Provided entries.

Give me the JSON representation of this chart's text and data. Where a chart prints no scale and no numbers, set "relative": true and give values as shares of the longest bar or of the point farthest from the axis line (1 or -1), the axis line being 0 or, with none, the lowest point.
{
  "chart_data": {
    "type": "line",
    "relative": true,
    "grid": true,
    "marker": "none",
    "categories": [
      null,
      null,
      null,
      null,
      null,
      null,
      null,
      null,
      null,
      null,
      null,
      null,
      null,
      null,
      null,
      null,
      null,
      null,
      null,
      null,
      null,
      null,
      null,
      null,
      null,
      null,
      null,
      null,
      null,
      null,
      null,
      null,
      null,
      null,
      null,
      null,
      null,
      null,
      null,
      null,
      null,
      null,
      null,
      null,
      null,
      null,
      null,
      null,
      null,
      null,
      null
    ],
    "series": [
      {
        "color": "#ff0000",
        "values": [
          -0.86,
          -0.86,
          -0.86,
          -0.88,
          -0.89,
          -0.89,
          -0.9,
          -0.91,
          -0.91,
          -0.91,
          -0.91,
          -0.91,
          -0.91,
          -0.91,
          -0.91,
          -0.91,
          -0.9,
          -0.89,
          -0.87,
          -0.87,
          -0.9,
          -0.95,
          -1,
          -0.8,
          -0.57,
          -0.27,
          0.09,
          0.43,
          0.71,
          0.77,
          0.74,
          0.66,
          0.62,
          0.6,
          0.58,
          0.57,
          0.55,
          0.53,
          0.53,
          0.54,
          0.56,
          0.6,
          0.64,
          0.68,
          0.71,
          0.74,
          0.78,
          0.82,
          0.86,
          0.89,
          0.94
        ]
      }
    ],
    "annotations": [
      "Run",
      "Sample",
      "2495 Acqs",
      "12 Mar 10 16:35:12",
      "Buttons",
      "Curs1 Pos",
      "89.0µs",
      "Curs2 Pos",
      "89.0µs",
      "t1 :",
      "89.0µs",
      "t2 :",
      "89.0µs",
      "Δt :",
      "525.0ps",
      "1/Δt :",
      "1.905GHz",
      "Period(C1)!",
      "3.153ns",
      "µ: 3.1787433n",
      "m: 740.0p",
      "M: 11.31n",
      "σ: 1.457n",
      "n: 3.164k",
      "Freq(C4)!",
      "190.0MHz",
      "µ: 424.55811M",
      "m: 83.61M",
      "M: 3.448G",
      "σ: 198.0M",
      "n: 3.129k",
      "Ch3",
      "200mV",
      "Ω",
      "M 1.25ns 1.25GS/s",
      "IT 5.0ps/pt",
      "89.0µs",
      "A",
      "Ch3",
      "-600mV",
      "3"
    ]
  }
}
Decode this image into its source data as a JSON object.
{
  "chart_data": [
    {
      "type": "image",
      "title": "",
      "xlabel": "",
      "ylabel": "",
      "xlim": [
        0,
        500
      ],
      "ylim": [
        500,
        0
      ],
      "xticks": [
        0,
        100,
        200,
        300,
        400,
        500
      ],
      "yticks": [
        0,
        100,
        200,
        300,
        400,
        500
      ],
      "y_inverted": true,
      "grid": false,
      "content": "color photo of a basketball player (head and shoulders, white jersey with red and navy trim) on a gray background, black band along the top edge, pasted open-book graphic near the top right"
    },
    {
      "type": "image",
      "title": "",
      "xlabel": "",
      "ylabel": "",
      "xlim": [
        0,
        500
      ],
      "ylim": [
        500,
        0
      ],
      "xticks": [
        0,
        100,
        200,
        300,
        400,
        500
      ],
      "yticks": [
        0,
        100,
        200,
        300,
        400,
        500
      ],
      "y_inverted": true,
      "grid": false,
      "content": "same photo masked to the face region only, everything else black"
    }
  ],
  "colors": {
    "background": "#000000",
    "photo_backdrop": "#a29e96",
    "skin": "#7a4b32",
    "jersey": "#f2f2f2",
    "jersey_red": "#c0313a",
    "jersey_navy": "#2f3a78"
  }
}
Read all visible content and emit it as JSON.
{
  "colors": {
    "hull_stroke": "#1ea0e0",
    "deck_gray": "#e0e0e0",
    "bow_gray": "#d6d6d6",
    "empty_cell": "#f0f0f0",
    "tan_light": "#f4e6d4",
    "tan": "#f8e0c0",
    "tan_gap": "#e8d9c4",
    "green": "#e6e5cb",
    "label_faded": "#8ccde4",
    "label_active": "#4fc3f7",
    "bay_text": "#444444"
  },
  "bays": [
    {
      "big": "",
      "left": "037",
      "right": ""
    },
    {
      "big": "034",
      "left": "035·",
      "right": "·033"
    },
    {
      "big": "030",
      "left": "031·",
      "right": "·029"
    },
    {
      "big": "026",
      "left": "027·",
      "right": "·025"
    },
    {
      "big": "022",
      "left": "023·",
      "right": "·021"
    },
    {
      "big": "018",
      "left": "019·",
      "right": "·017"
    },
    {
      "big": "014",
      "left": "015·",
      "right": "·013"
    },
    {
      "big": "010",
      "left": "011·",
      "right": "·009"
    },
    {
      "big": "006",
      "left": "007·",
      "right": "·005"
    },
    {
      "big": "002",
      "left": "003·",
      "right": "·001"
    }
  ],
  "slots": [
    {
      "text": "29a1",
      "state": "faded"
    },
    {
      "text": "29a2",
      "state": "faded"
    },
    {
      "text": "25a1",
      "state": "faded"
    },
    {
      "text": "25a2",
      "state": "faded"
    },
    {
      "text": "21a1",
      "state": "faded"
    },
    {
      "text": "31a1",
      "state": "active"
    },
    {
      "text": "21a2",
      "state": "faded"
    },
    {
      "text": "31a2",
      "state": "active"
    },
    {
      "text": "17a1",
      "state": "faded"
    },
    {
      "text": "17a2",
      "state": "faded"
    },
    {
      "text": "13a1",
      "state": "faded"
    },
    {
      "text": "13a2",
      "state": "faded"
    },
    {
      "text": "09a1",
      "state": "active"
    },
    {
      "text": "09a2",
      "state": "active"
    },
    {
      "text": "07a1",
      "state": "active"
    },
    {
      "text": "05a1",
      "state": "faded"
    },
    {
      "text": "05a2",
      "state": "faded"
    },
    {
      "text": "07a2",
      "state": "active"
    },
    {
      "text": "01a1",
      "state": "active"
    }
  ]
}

Problem description.
Return the entries in full, keeping every line exactly as it is.

Complete output.
Give me the JSON representation of this chart's text and data. Where a chart prints no scale and no numbers, set "relative": true and give values as shares of the longest bar or of the point farthest from the axis line (1 or -1), the axis line being 0 or, with none, the lowest point.
{
  "chart_data": {
    "type": "line",
    "relative": true,
    "grid": true,
    "marker": "none",
    "categories": [
      null,
      null,
      null,
      null,
      null,
      null,
      null,
      null,
      null,
      null,
      null,
      null,
      null,
      null,
      null,
      null,
      null,
      null,
      null,
      null,
      null,
      null,
      null,
      null,
      null,
      null,
      null,
      null,
      null,
      null,
      null,
      null,
      null,
      null,
      null,
      null,
      null,
      null,
      null,
      null,
      null,
      null,
      null,
      null,
      null,
      null,
      null,
      null,
      null,
      null,
      null
    ],
    "series": [
      {
        "color": "#ff0000",
        "values": [
          -0.86,
          -0.86,
          -0.86,
          -0.88,
          -0.89,
          -0.89,
          -0.9,
          -0.91,
          -0.91,
          -0.91,
          -0.91,
          -0.91,
          -0.91,
          -0.91,
          -0.91,
          -0.91,
          -0.9,
          -0.89,
          -0.87,
          -0.87,
          -0.9,
          -0.95,
          -1,
          -0.8,
          -0.57,
          -0.27,
          0.09,
          0.43,
          0.71,
          0.77,
          0.74,
          0.66,
          0.62,
          0.6,
          0.58,
          0.57,
          0.55,
          0.53,
          0.53,
          0.54,
          0.56,
          0.6,
          0.64,
          0.68,
          0.71,
          0.74,
          0.78,
          0.82,
          0.86,
          0.89,
          0.94
        ]
      }
    ],
    "annotations": [
      "Run",
      "Sample",
      "2495 Acqs",
      "12 Mar 10 16:35:12",
      "Buttons",
      "Curs1 Pos",
      "89.0µs",
      "Curs2 Pos",
      "89.0µs",
      "t1 :",
      "89.0µs",
      "t2 :",
      "89.0µs",
      "Δt :",
      "525.0ps",
      "1/Δt :",
      "1.905GHz",
      "Period(C1)!",
      "3.153ns",
      "µ: 3.1787433n",
      "m: 740.0p",
      "M: 11.31n",
      "σ: 1.457n",
      "n: 3.164k",
      "Freq(C4)!",
      "190.0MHz",
      "µ: 424.55811M",
      "m: 83.61M",
      "M: 3.448G",
      "σ: 198.0M",
      "n: 3.129k",
      "Ch3",
      "200mV",
      "Ω",
      "M 1.25ns 1.25GS/s",
      "IT 5.0ps/pt",
      "89.0µs",
      "A",
      "Ch3",
      "-600mV",
      "3"
    ]
  }
}
Decode this image into its source data as a JSON object.
{
  "chart_data": [
    {
      "type": "image",
      "title": "",
      "xlabel": "",
      "ylabel": "",
      "xlim": [
        0,
        500
      ],
      "ylim": [
        500,
        0
      ],
      "xticks": [
        0,
        100,
        200,
        300,
        400,
        500
      ],
      "yticks": [
        0,
        100,
        200,
        300,
        400,
        500
      ],
      "y_inverted": true,
      "grid": false,
      "content": "color photo of a basketball player (head and shoulders, white jersey with red and navy trim) on a gray background, black band along the top edge, pasted open-book graphic near the top right"
    },
    {
      "type": "image",
      "title": "",
      "xlabel": "",
      "ylabel": "",
      "xlim": [
        0,
        500
      ],
      "ylim": [
        500,
        0
      ],
      "xticks": [
        0,
        100,
        200,
        300,
        400,
        500
      ],
      "yticks": [
        0,
        100,
        200,
        300,
        400,
        500
      ],
      "y_inverted": true,
      "grid": false,
      "content": "same photo masked to the face region only, everything else black"
    }
  ],
  "colors": {
    "background": "#000000",
    "photo_backdrop": "#a29e96",
    "skin": "#7a4b32",
    "jersey": "#f2f2f2",
    "jersey_red": "#c0313a",
    "jersey_navy": "#2f3a78"
  }
}
Read all visible content and emit it as JSON.
{
  "colors": {
    "hull_stroke": "#1ea0e0",
    "deck_gray": "#e0e0e0",
    "bow_gray": "#d6d6d6",
    "empty_cell": "#f0f0f0",
    "tan_light": "#f4e6d4",
    "tan": "#f8e0c0",
    "tan_gap": "#e8d9c4",
    "green": "#e6e5cb",
    "label_faded": "#8ccde4",
    "label_active": "#4fc3f7",
    "bay_text": "#444444"
  },
  "bays": [
    {
      "big": "",
      "left": "037",
      "right": ""
    },
    {
      "big": "034",
      "left": "035·",
      "right": "·033"
    },
    {
      "big": "030",
      "left": "031·",
      "right": "·029"
    },
    {
      "big": "026",
      "left": "027·",
      "right": "·025"
    },
    {
      "big": "022",
      "left": "023·",
      "right": "·021"
    },
    {
      "big": "018",
      "left": "019·",
      "right": "·017"
    },
    {
      "big": "014",
      "left": "015·",
      "right": "·013"
    },
    {
      "big": "010",
      "left": "011·",
      "right": "·009"
    },
    {
      "big": "006",
      "left": "007·",
      "right": "·005"
    },
    {
      "big": "002",
      "left": "003·",
      "right": "·001"
    }
  ],
  "slots": [
    {
      "text": "29a1",
      "state": "faded"
    },
    {
      "text": "29a2",
      "state": "faded"
    },
    {
      "text": "25a1",
      "state": "faded"
    },
    {
      "text": "25a2",
      "state": "faded"
    },
    {
      "text": "21a1",
      "state": "faded"
    },
    {
      "text": "31a1",
      "state": "active"
    },
    {
      "text": "21a2",
      "state": "faded"
    },
    {
      "text": "31a2",
      "state": "active"
    },
    {
      "text": "17a1",
      "state": "faded"
    },
    {
      "text": "17a2",
      "state": "faded"
    },
    {
      "text": "13a1",
      "state": "faded"
    },
    {
      "text": "13a2",
      "state": "faded"
    },
    {
      "text": "09a1",
      "state": "active"
    },
    {
      "text": "09a2",
      "state": "active"
    },
    {
      "text": "07a1",
      "state": "active"
    },
    {
      "text": "05a1",
      "state": "faded"
    },
    {
      "text": "05a2",
      "state": "faded"
    },
    {
      "text": "07a2",
      "state": "active"
    },
    {
      "text": "01a1",
      "state": "active"
    }
  ]
}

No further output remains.